> **Stored data**:
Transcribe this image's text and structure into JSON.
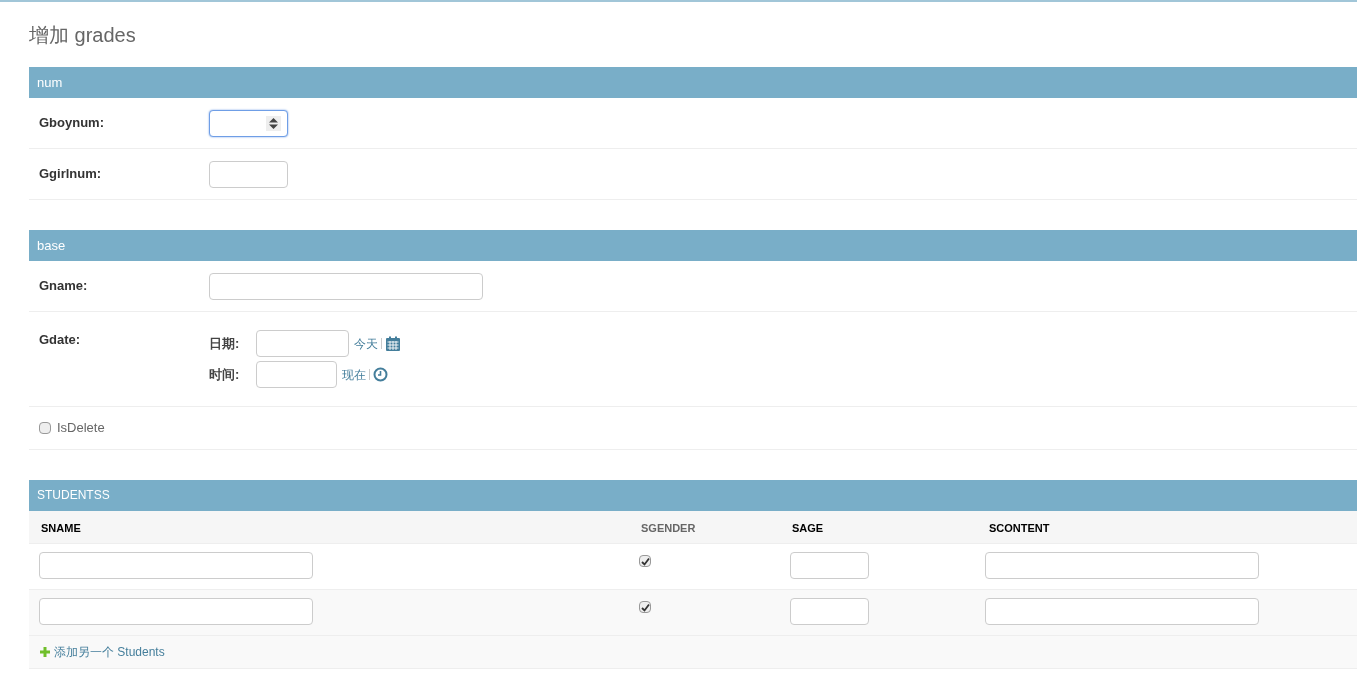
{
  "title": "增加 grades",
  "fieldsets": [
    {
      "heading": "num",
      "rows": [
        {
          "kind": "number",
          "label": "Gboynum:",
          "focused": true
        },
        {
          "kind": "number",
          "label": "Ggirlnum:",
          "focused": false
        }
      ]
    },
    {
      "heading": "base",
      "rows": [
        {
          "kind": "text",
          "label": "Gname:"
        },
        {
          "kind": "datetime",
          "label": "Gdate:",
          "date_label": "日期:",
          "date_link": "今天",
          "time_label": "时间:",
          "time_link": "现在"
        },
        {
          "kind": "checkbox",
          "label": "IsDelete",
          "checked": false
        }
      ]
    }
  ],
  "inline": {
    "heading": "STUDENTSS",
    "columns": [
      {
        "label": "SNAME",
        "required": true
      },
      {
        "label": "SGENDER",
        "required": false
      },
      {
        "label": "SAGE",
        "required": true
      },
      {
        "label": "SCONTENT",
        "required": true
      }
    ],
    "rows": [
      {
        "sgender_checked": true
      },
      {
        "sgender_checked": true
      }
    ],
    "add_link": "添加另一个 Students"
  }
}
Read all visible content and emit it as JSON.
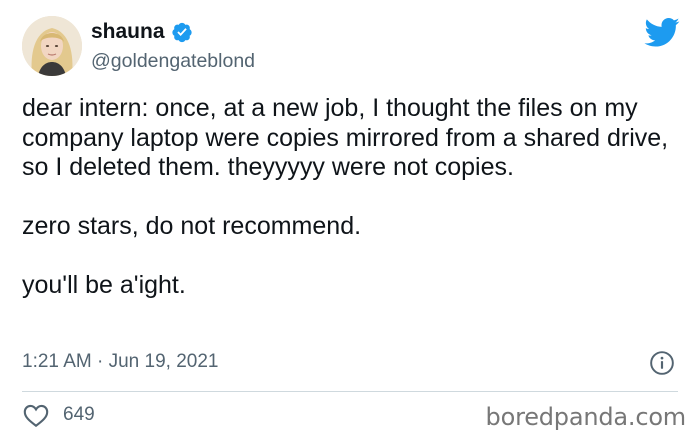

> **Problem description**:
Images should not appear in the copy; retype the listing above exactly.

> **Output for this exercise**:
Transcribe this image's text and structure into JSON.
{
  "title": "增加 grades",
  "fieldsets": [
    {
      "heading": "num",
      "rows": [
        {
          "kind": "number",
          "label": "Gboynum:",
          "focused": true
        },
        {
          "kind": "number",
          "label": "Ggirlnum:",
          "focused": false
        }
      ]
    },
    {
      "heading": "base",
      "rows": [
        {
          "kind": "text",
          "label": "Gname:"
        },
        {
          "kind": "datetime",
          "label": "Gdate:",
          "date_label": "日期:",
          "date_link": "今天",
          "time_label": "时间:",
          "time_link": "现在"
        },
        {
          "kind": "checkbox",
          "label": "IsDelete",
          "checked": false
        }
      ]
    }
  ],
  "inline": {
    "heading": "STUDENTSS",
    "columns": [
      {
        "label": "SNAME",
        "required": true
      },
      {
        "label": "SGENDER",
        "required": false
      },
      {
        "label": "SAGE",
        "required": true
      },
      {
        "label": "SCONTENT",
        "required": true
      }
    ],
    "rows": [
      {
        "sgender_checked": true
      },
      {
        "sgender_checked": true
      }
    ],
    "add_link": "添加另一个 Students"
  }
}
Read all visible content and emit it as JSON.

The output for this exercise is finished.